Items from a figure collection
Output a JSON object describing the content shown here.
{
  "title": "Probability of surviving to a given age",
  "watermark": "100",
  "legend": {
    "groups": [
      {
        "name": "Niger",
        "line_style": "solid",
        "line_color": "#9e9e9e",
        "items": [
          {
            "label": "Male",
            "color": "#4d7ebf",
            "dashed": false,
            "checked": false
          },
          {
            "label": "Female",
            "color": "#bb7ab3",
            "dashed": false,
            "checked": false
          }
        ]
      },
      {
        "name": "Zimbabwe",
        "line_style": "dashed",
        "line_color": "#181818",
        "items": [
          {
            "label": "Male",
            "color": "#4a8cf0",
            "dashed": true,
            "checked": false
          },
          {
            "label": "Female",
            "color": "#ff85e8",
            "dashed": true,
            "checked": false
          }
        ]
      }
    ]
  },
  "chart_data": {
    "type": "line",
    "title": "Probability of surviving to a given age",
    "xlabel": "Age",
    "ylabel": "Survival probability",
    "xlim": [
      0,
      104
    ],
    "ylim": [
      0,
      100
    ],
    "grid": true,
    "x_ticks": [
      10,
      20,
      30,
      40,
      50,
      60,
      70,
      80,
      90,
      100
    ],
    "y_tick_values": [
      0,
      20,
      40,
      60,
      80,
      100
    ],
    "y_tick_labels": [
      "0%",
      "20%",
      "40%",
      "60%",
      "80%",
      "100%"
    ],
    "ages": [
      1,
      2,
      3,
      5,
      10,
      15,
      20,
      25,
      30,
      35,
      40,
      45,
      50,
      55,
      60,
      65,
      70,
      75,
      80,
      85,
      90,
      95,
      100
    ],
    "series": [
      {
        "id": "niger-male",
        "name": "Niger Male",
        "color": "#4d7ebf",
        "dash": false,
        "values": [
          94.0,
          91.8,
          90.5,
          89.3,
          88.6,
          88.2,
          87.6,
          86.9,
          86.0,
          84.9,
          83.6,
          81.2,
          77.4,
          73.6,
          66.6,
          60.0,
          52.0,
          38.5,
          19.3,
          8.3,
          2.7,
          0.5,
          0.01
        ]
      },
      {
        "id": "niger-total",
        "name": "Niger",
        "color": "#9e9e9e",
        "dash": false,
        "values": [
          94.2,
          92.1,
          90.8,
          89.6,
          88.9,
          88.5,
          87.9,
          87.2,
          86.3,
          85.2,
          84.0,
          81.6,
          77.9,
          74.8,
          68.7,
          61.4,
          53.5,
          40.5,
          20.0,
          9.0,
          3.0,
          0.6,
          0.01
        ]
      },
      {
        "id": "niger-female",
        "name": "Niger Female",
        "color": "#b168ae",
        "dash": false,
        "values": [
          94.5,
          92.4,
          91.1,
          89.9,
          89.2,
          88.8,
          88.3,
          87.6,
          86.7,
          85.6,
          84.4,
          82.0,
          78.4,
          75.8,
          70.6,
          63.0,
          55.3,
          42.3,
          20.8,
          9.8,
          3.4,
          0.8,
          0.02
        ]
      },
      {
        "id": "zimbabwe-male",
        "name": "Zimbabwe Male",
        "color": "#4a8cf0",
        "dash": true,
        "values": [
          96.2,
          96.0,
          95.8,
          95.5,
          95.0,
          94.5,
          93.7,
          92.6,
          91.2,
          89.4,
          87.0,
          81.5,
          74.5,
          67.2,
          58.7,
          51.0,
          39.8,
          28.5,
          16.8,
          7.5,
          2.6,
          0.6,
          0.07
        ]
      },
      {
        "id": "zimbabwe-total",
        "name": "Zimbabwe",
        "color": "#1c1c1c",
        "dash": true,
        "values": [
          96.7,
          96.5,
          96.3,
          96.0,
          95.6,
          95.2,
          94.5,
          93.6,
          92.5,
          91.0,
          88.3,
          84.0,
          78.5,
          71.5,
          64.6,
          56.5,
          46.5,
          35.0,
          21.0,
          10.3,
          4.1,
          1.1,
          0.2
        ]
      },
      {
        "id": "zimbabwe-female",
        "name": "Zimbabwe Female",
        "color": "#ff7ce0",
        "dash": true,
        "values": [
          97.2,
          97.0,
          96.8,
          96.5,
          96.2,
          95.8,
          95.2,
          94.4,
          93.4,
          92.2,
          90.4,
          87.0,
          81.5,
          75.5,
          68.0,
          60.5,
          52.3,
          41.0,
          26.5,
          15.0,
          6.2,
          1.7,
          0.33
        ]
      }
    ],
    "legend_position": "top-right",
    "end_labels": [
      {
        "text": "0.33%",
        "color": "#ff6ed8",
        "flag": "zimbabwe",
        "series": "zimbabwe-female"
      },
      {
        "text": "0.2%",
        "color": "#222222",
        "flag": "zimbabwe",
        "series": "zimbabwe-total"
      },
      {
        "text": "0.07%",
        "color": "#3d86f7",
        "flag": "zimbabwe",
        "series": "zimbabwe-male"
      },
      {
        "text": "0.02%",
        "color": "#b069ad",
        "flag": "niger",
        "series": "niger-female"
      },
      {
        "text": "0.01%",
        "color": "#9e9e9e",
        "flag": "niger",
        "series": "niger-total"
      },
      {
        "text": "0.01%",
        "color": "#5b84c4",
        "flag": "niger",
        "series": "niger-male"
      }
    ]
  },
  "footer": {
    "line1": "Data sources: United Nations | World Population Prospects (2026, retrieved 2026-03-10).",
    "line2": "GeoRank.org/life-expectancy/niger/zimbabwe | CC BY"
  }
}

--

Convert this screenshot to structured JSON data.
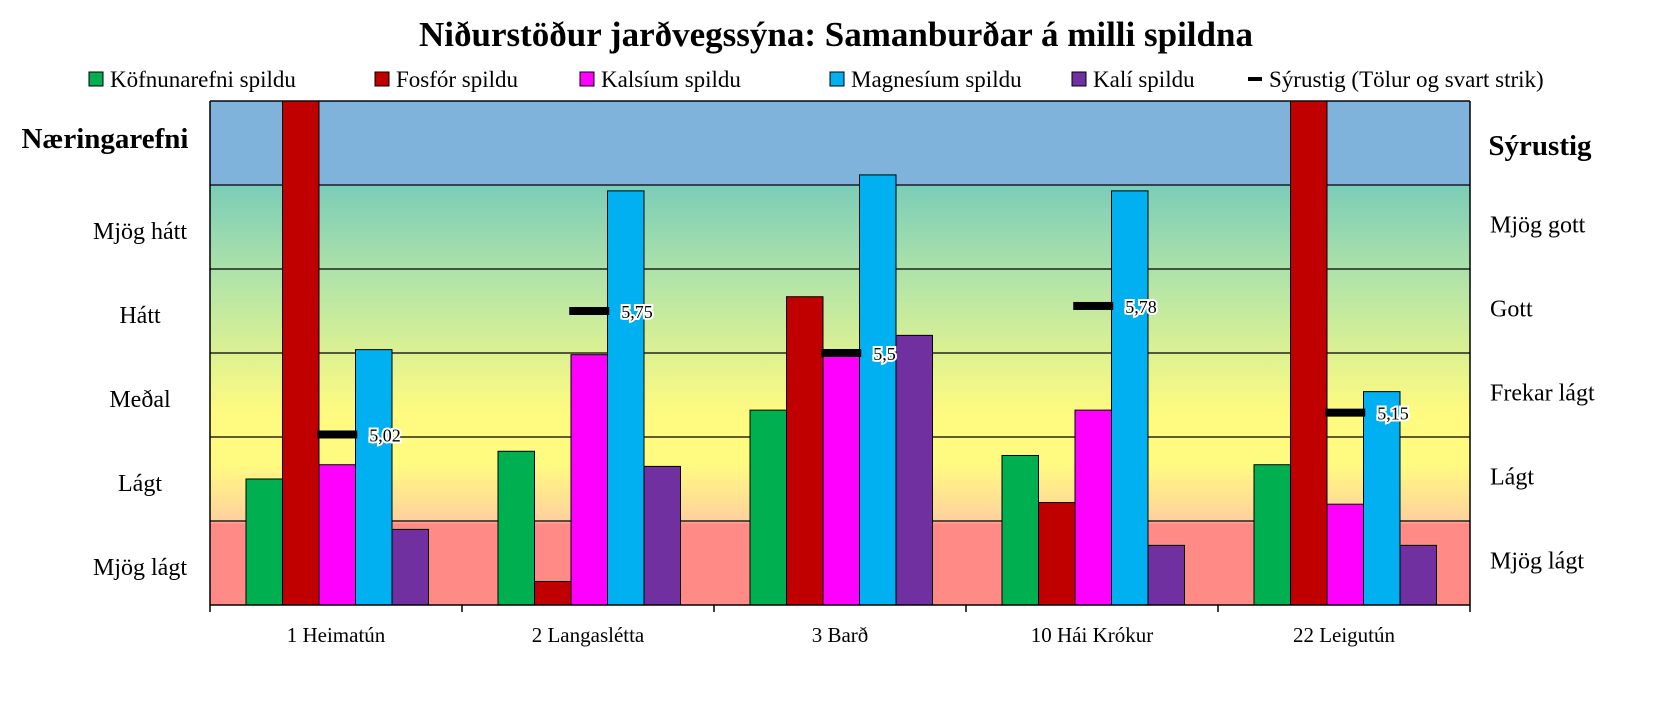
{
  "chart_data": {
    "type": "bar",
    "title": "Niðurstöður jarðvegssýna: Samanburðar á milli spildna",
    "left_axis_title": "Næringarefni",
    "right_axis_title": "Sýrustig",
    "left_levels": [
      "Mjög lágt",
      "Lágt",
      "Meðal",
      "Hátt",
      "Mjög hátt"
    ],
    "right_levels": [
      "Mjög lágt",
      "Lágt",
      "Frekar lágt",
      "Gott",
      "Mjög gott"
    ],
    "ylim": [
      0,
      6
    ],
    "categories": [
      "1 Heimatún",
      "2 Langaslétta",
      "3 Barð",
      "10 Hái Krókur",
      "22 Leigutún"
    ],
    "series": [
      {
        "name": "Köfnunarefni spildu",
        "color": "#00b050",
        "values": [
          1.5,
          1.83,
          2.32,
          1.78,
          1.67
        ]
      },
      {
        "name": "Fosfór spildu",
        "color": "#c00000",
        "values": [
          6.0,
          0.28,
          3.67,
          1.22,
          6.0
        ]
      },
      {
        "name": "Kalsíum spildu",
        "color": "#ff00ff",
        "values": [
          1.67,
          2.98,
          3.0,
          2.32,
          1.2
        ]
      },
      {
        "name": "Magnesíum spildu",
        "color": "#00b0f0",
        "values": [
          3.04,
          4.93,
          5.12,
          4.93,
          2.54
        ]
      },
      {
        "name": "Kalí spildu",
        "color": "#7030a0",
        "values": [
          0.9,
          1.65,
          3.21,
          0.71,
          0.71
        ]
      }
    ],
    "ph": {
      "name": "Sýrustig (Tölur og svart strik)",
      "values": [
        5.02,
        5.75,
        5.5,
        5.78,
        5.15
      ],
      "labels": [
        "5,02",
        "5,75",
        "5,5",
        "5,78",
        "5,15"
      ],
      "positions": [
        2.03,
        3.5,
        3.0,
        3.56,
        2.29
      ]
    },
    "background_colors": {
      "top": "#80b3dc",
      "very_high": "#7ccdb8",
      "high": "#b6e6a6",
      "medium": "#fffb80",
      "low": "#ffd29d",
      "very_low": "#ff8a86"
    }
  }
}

- [WHAT IS ASKED]:
Return each line of the data that contains the string "spildu".

- [ANSWER TO THE EXERCISE]:
        "name": "Köfnunarefni spildu",
        "name": "Fosfór spildu",
        "name": "Kalsíum spildu",
        "name": "Magnesíum spildu",
        "name": "Kalí spildu",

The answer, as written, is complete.